* Data for processing:
........
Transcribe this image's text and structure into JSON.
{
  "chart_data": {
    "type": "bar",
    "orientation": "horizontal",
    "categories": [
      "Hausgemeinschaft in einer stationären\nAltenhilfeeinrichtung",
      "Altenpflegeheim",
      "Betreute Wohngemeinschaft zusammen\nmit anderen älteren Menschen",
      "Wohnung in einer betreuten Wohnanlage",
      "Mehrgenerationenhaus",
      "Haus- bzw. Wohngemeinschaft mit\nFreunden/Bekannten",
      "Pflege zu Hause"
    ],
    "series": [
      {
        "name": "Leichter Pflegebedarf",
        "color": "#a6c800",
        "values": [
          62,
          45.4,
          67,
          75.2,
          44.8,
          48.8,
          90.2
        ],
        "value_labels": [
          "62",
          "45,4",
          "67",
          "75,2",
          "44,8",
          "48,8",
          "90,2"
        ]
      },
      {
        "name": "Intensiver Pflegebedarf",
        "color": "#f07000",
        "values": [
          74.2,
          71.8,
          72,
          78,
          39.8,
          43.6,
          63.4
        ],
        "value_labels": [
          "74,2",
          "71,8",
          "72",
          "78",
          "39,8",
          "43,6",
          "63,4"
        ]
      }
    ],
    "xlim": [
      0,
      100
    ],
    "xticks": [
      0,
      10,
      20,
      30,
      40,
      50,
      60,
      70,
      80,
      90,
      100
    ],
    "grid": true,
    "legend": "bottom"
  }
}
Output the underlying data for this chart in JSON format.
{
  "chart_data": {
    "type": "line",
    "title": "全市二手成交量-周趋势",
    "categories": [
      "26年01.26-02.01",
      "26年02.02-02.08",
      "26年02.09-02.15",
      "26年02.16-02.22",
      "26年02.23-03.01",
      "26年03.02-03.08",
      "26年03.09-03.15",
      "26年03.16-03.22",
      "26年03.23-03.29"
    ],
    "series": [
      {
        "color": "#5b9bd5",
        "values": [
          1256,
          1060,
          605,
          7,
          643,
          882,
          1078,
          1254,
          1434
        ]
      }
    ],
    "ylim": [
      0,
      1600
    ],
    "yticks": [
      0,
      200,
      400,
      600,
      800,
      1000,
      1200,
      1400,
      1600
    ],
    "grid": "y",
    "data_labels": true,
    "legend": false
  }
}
........
* Directive:
Work out the number of lines in this listing that include the word "einer". Reply with that number only.

* Task output:
2